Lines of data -
════════════════
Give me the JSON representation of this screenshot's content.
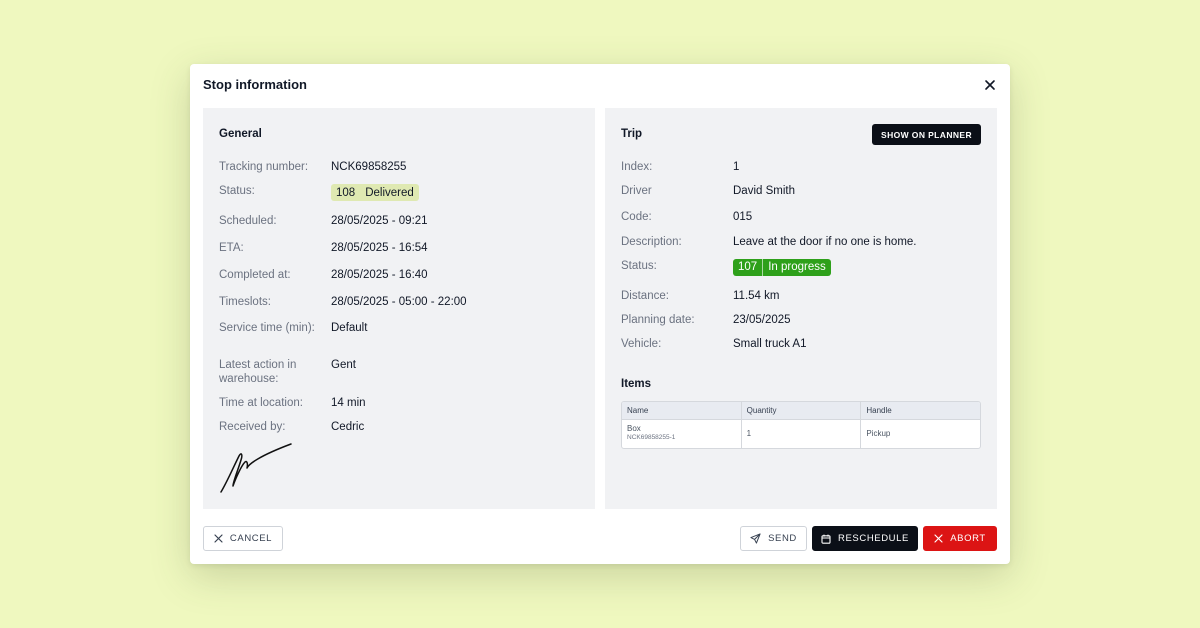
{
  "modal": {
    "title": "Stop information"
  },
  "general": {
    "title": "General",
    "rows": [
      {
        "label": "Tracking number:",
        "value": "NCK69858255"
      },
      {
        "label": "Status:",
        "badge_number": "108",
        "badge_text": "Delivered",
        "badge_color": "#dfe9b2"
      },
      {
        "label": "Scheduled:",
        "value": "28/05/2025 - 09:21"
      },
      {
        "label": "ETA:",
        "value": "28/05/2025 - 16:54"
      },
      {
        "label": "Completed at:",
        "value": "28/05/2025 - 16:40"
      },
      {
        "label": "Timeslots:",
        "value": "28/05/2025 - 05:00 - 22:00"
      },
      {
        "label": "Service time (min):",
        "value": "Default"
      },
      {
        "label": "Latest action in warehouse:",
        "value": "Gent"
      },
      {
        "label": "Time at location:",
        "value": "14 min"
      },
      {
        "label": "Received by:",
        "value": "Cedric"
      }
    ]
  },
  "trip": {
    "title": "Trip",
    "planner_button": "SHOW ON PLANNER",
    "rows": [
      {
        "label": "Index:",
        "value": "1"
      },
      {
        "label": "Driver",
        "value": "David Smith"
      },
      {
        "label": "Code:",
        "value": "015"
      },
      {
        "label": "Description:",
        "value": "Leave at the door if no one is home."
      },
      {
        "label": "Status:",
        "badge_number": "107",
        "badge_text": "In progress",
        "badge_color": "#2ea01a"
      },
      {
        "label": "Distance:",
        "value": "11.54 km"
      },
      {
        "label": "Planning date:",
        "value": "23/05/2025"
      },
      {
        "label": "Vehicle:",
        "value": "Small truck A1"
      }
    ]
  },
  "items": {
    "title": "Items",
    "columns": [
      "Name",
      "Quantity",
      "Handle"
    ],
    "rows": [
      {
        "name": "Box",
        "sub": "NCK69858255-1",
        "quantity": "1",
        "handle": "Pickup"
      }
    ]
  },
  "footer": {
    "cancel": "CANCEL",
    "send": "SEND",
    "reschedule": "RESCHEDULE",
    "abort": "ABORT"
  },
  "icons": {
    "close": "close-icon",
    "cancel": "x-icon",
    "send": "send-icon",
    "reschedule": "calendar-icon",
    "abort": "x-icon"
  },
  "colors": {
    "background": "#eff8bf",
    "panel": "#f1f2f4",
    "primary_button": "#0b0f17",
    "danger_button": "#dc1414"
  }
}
════════════════
Work required - Reproduce the records above exactly, leaving out every picture they contain.

Completed exercise -
Give me the JSON representation of this screenshot's content.
{
  "modal": {
    "title": "Stop information"
  },
  "general": {
    "title": "General",
    "rows": [
      {
        "label": "Tracking number:",
        "value": "NCK69858255"
      },
      {
        "label": "Status:",
        "badge_number": "108",
        "badge_text": "Delivered",
        "badge_color": "#dfe9b2"
      },
      {
        "label": "Scheduled:",
        "value": "28/05/2025 - 09:21"
      },
      {
        "label": "ETA:",
        "value": "28/05/2025 - 16:54"
      },
      {
        "label": "Completed at:",
        "value": "28/05/2025 - 16:40"
      },
      {
        "label": "Timeslots:",
        "value": "28/05/2025 - 05:00 - 22:00"
      },
      {
        "label": "Service time (min):",
        "value": "Default"
      },
      {
        "label": "Latest action in warehouse:",
        "value": "Gent"
      },
      {
        "label": "Time at location:",
        "value": "14 min"
      },
      {
        "label": "Received by:",
        "value": "Cedric"
      }
    ]
  },
  "trip": {
    "title": "Trip",
    "planner_button": "SHOW ON PLANNER",
    "rows": [
      {
        "label": "Index:",
        "value": "1"
      },
      {
        "label": "Driver",
        "value": "David Smith"
      },
      {
        "label": "Code:",
        "value": "015"
      },
      {
        "label": "Description:",
        "value": "Leave at the door if no one is home."
      },
      {
        "label": "Status:",
        "badge_number": "107",
        "badge_text": "In progress",
        "badge_color": "#2ea01a"
      },
      {
        "label": "Distance:",
        "value": "11.54 km"
      },
      {
        "label": "Planning date:",
        "value": "23/05/2025"
      },
      {
        "label": "Vehicle:",
        "value": "Small truck A1"
      }
    ]
  },
  "items": {
    "title": "Items",
    "columns": [
      "Name",
      "Quantity",
      "Handle"
    ],
    "rows": [
      {
        "name": "Box",
        "sub": "NCK69858255-1",
        "quantity": "1",
        "handle": "Pickup"
      }
    ]
  },
  "footer": {
    "cancel": "CANCEL",
    "send": "SEND",
    "reschedule": "RESCHEDULE",
    "abort": "ABORT"
  },
  "icons": {
    "close": "close-icon",
    "cancel": "x-icon",
    "send": "send-icon",
    "reschedule": "calendar-icon",
    "abort": "x-icon"
  },
  "colors": {
    "background": "#eff8bf",
    "panel": "#f1f2f4",
    "primary_button": "#0b0f17",
    "danger_button": "#dc1414"
  }
}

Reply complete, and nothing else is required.